## [TASK DIRECTIONS]
Identify all lines of the data containing the string "priekabą" and copy them.
* Begin DATA *
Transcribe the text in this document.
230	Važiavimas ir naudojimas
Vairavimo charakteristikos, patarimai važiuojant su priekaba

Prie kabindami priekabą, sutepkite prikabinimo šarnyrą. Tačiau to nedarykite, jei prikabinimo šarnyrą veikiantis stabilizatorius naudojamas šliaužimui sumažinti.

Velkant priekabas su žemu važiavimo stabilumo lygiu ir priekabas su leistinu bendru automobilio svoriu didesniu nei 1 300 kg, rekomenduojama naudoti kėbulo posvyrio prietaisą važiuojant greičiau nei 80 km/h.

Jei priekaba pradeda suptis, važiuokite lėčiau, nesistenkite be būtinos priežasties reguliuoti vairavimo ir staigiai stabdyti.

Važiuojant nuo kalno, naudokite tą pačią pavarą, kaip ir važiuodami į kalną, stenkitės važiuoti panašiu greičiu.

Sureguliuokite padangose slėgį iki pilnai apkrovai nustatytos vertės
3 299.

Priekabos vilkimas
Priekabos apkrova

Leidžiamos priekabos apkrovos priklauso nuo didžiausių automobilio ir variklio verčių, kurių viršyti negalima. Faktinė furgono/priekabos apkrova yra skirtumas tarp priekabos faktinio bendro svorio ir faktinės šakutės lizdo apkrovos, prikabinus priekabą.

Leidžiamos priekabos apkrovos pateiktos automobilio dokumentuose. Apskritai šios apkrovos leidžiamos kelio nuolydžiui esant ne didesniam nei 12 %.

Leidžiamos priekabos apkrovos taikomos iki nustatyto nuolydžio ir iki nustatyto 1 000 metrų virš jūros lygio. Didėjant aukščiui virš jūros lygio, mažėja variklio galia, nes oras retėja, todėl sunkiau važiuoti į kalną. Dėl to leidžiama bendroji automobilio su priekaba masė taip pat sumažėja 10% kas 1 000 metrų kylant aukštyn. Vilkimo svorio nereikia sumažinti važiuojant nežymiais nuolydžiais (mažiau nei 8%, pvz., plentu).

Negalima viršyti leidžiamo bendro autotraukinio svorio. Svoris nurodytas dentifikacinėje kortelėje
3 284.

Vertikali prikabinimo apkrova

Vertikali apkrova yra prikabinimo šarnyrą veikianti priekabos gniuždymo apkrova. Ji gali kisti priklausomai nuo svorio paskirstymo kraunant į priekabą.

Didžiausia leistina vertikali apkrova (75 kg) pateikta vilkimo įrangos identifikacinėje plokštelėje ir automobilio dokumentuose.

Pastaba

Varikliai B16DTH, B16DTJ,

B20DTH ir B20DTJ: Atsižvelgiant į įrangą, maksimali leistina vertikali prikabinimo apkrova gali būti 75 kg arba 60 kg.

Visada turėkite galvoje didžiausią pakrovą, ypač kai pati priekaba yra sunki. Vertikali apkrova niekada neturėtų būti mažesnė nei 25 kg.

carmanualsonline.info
* End DATA *
## [WRITTEN ANSWER]
Prie kabindami priekabą, sutepkite prikabinimo šarnyrą. Tačiau to nedarykite, jei prikabinimo šarnyrą veikiantis stabilizatorius naudojamas šliaužimui sumažinti.
Leidžiamos priekabos apkrovos priklauso nuo didžiausių automobilio ir variklio verčių, kurių viršyti negalima. Faktinė furgono/priekabos apkrova yra skirtumas tarp priekabos faktinio bendro svorio ir faktinės šakutės lizdo apkrovos, prikabinus priekabą.
Vertikali apkrova yra prikabinimo šarnyrą veikianti priekabos gniuždymo apkrova. Ji gali kisti priklausomai nuo svorio paskirstymo kraunant į priekabą.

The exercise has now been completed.